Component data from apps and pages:
= = = =

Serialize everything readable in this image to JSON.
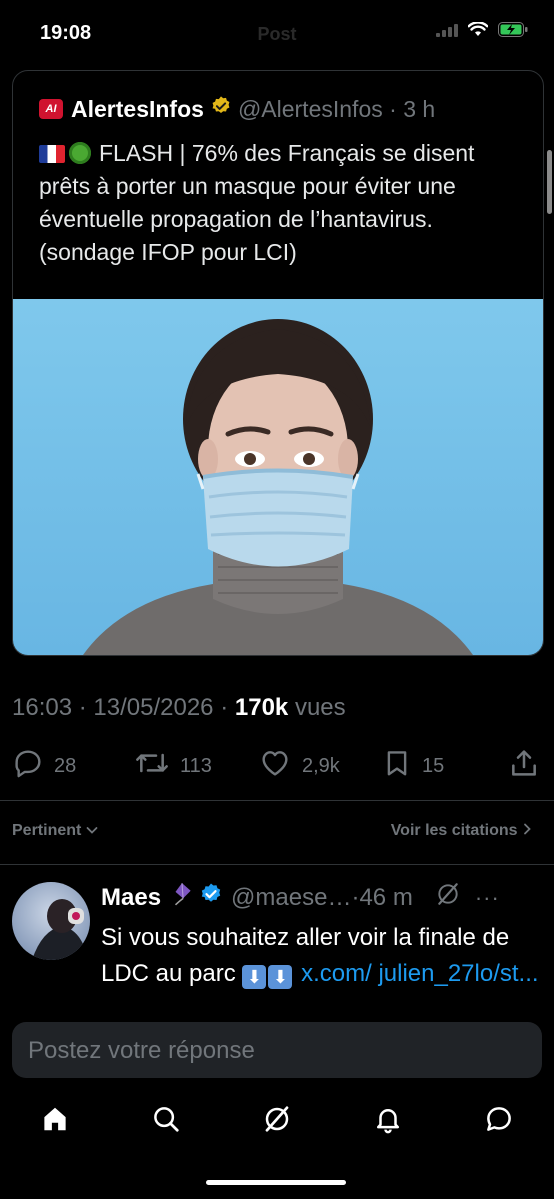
{
  "status": {
    "time": "19:08"
  },
  "nav": {
    "title": "Post"
  },
  "quoted": {
    "name": "AlertesInfos",
    "handle": "@AlertesInfos",
    "age": "3 h",
    "text": "FLASH | 76% des Français se disent prêts à porter un masque pour éviter une éventuelle propagation de l’hantavirus. (sondage IFOP pour LCI)",
    "logo_text": "AI"
  },
  "meta": {
    "time": "16:03",
    "date": "13/05/2026",
    "views": "170k",
    "views_label": "vues"
  },
  "actions": {
    "replies": "28",
    "reposts": "113",
    "likes": "2,9k",
    "bookmarks": "15"
  },
  "replies_bar": {
    "sort": "Pertinent",
    "quotes": "Voir les citations"
  },
  "reply": {
    "name": "Maes",
    "handle": "@maese…",
    "age": "46 m",
    "text_start": "Si vous souhaitez aller voir la finale de LDC au parc",
    "link": "x.com/",
    "link_cut": "julien_27lo/st..."
  },
  "composer": {
    "placeholder": "Postez votre réponse"
  },
  "colors": {
    "accent": "#1d9bf0",
    "verified": "#1d9bf0",
    "gold": "#e2b719",
    "muted": "#71767b"
  },
  "icons": [
    "home-icon",
    "search-icon",
    "grok-icon",
    "notifications-icon",
    "messages-icon"
  ]
}
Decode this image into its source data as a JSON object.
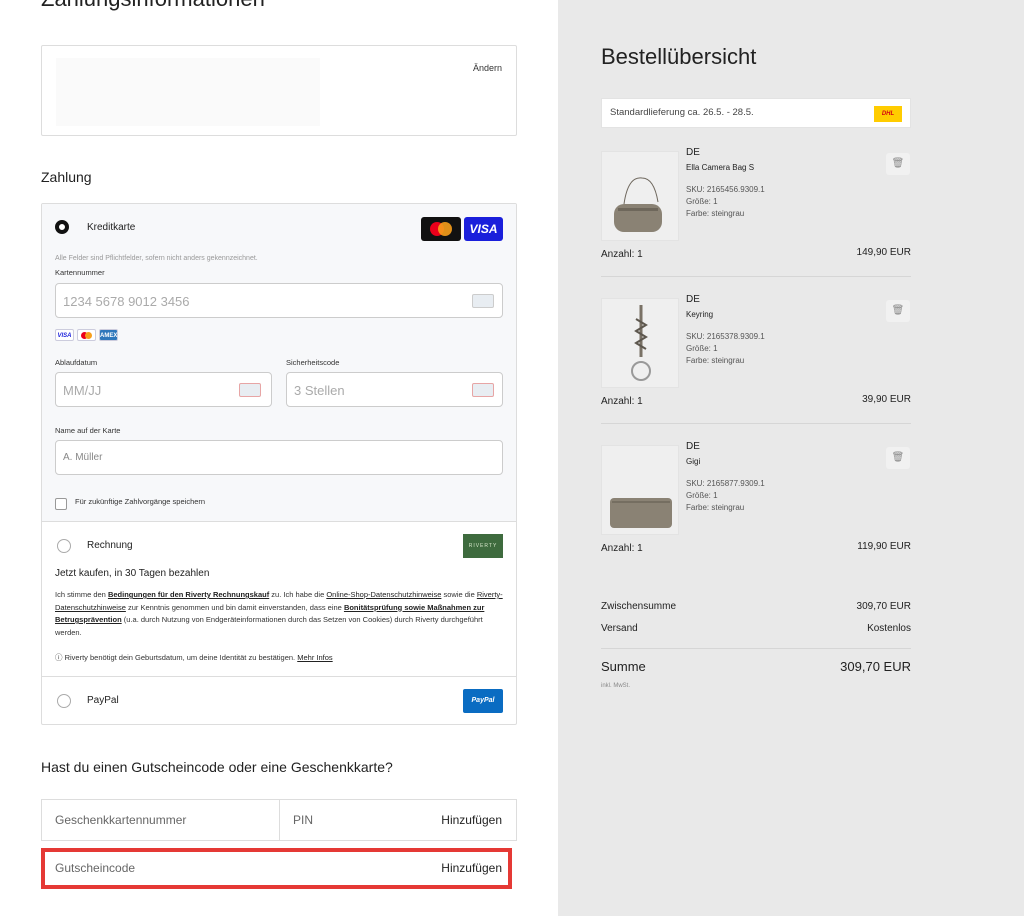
{
  "left": {
    "cut_title": "Zahlungsinformationen",
    "address": {
      "change_label": "Ändern"
    },
    "payment_title": "Zahlung",
    "credit_card": {
      "label": "Kreditkarte",
      "required_note": "Alle Felder sind Pflichtfelder, sofern nicht anders gekennzeichnet.",
      "card_number_label": "Kartennummer",
      "card_number_placeholder": "1234 5678 9012 3456",
      "expiry_label": "Ablaufdatum",
      "expiry_placeholder": "MM/JJ",
      "cvc_label": "Sicherheitscode",
      "cvc_placeholder": "3 Stellen",
      "name_label": "Name auf der Karte",
      "name_placeholder": "A. Müller",
      "save_label": "Für zukünftige Zahlvorgänge speichern",
      "logo_visa": "VISA",
      "mini_visa": "VISA",
      "mini_amex": "AMEX"
    },
    "invoice": {
      "label": "Rechnung",
      "logo": "RIVERTY",
      "headline": "Jetzt kaufen, in 30 Tagen bezahlen",
      "t1": "Ich stimme den ",
      "l1": "Bedingungen für den Riverty Rechnungskauf",
      "t2": " zu. Ich habe die ",
      "l2": "Online-Shop-Datenschutzhinweise",
      "t3": " sowie die ",
      "l3": "Riverty-Datenschutzhinweise",
      "t4": " zur Kenntnis genommen und bin damit einverstanden, dass eine ",
      "l4": "Bonitätsprüfung sowie Maßnahmen zur Betrugsprävention",
      "t5": " (u.a. durch Nutzung von Endgeräteinformationen durch das Setzen von Cookies) durch Riverty durchgeführt werden.",
      "info_text": "Riverty benötigt dein Geburtsdatum, um deine Identität zu bestätigen. ",
      "info_link": "Mehr Infos"
    },
    "paypal": {
      "label": "PayPal",
      "logo": "PayPal"
    },
    "voucher_title": "Hast du einen Gutscheincode oder eine Geschenkkarte?",
    "giftcard_placeholder": "Geschenkkartennummer",
    "pin_placeholder": "PIN",
    "add_label": "Hinzufügen",
    "coupon_placeholder": "Gutscheincode"
  },
  "summary": {
    "title": "Bestellübersicht",
    "shipping_text": "Standardlieferung ca. 26.5. - 28.5.",
    "dhl_logo": "DHL",
    "items": [
      {
        "brand": "DE",
        "name": "Ella Camera Bag S",
        "sku": "SKU: 2165456.9309.1",
        "size": "Größe: 1",
        "color": "Farbe: steingrau",
        "qty": "Anzahl: 1",
        "price": "149,90 EUR"
      },
      {
        "brand": "DE",
        "name": "Keyring",
        "sku": "SKU: 2165378.9309.1",
        "size": "Größe: 1",
        "color": "Farbe: steingrau",
        "qty": "Anzahl: 1",
        "price": "39,90 EUR"
      },
      {
        "brand": "DE",
        "name": "Gigi",
        "sku": "SKU: 2165877.9309.1",
        "size": "Größe: 1",
        "color": "Farbe: steingrau",
        "qty": "Anzahl: 1",
        "price": "119,90 EUR"
      }
    ],
    "subtotal_label": "Zwischensumme",
    "subtotal_value": "309,70 EUR",
    "shipping_label": "Versand",
    "shipping_value": "Kostenlos",
    "total_label": "Summe",
    "total_value": "309,70 EUR",
    "vat_note": "inkl. MwSt."
  }
}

= = = =

An exact copy of all the entries is required, and it must contain no pictures.

Answer box:
Serialize everything readable in this image to JSON.
{
  "status": {
    "time": "19:08"
  },
  "nav": {
    "title": "Post"
  },
  "quoted": {
    "name": "AlertesInfos",
    "handle": "@AlertesInfos",
    "age": "3 h",
    "text": "FLASH | 76% des Français se disent prêts à porter un masque pour éviter une éventuelle propagation de l’hantavirus. (sondage IFOP pour LCI)",
    "logo_text": "AI"
  },
  "meta": {
    "time": "16:03",
    "date": "13/05/2026",
    "views": "170k",
    "views_label": "vues"
  },
  "actions": {
    "replies": "28",
    "reposts": "113",
    "likes": "2,9k",
    "bookmarks": "15"
  },
  "replies_bar": {
    "sort": "Pertinent",
    "quotes": "Voir les citations"
  },
  "reply": {
    "name": "Maes",
    "handle": "@maese…",
    "age": "46 m",
    "text_start": "Si vous souhaitez aller voir la finale de LDC au parc",
    "link": "x.com/",
    "link_cut": "julien_27lo/st..."
  },
  "composer": {
    "placeholder": "Postez votre réponse"
  },
  "colors": {
    "accent": "#1d9bf0",
    "verified": "#1d9bf0",
    "gold": "#e2b719",
    "muted": "#71767b"
  },
  "icons": [
    "home-icon",
    "search-icon",
    "grok-icon",
    "notifications-icon",
    "messages-icon"
  ]
}
Decode this image into its source data as a JSON object.
{
  "left": {
    "cut_title": "Zahlungsinformationen",
    "address": {
      "change_label": "Ändern"
    },
    "payment_title": "Zahlung",
    "credit_card": {
      "label": "Kreditkarte",
      "required_note": "Alle Felder sind Pflichtfelder, sofern nicht anders gekennzeichnet.",
      "card_number_label": "Kartennummer",
      "card_number_placeholder": "1234 5678 9012 3456",
      "expiry_label": "Ablaufdatum",
      "expiry_placeholder": "MM/JJ",
      "cvc_label": "Sicherheitscode",
      "cvc_placeholder": "3 Stellen",
      "name_label": "Name auf der Karte",
      "name_placeholder": "A. Müller",
      "save_label": "Für zukünftige Zahlvorgänge speichern",
      "logo_visa": "VISA",
      "mini_visa": "VISA",
      "mini_amex": "AMEX"
    },
    "invoice": {
      "label": "Rechnung",
      "logo": "RIVERTY",
      "headline": "Jetzt kaufen, in 30 Tagen bezahlen",
      "t1": "Ich stimme den ",
      "l1": "Bedingungen für den Riverty Rechnungskauf",
      "t2": " zu. Ich habe die ",
      "l2": "Online-Shop-Datenschutzhinweise",
      "t3": " sowie die ",
      "l3": "Riverty-Datenschutzhinweise",
      "t4": " zur Kenntnis genommen und bin damit einverstanden, dass eine ",
      "l4": "Bonitätsprüfung sowie Maßnahmen zur Betrugsprävention",
      "t5": " (u.a. durch Nutzung von Endgeräteinformationen durch das Setzen von Cookies) durch Riverty durchgeführt werden.",
      "info_text": "Riverty benötigt dein Geburtsdatum, um deine Identität zu bestätigen. ",
      "info_link": "Mehr Infos"
    },
    "paypal": {
      "label": "PayPal",
      "logo": "PayPal"
    },
    "voucher_title": "Hast du einen Gutscheincode oder eine Geschenkkarte?",
    "giftcard_placeholder": "Geschenkkartennummer",
    "pin_placeholder": "PIN",
    "add_label": "Hinzufügen",
    "coupon_placeholder": "Gutscheincode"
  },
  "summary": {
    "title": "Bestellübersicht",
    "shipping_text": "Standardlieferung ca. 26.5. - 28.5.",
    "dhl_logo": "DHL",
    "items": [
      {
        "brand": "DE",
        "name": "Ella Camera Bag S",
        "sku": "SKU: 2165456.9309.1",
        "size": "Größe: 1",
        "color": "Farbe: steingrau",
        "qty": "Anzahl: 1",
        "price": "149,90 EUR"
      },
      {
        "brand": "DE",
        "name": "Keyring",
        "sku": "SKU: 2165378.9309.1",
        "size": "Größe: 1",
        "color": "Farbe: steingrau",
        "qty": "Anzahl: 1",
        "price": "39,90 EUR"
      },
      {
        "brand": "DE",
        "name": "Gigi",
        "sku": "SKU: 2165877.9309.1",
        "size": "Größe: 1",
        "color": "Farbe: steingrau",
        "qty": "Anzahl: 1",
        "price": "119,90 EUR"
      }
    ],
    "subtotal_label": "Zwischensumme",
    "subtotal_value": "309,70 EUR",
    "shipping_label": "Versand",
    "shipping_value": "Kostenlos",
    "total_label": "Summe",
    "total_value": "309,70 EUR",
    "vat_note": "inkl. MwSt."
  }
}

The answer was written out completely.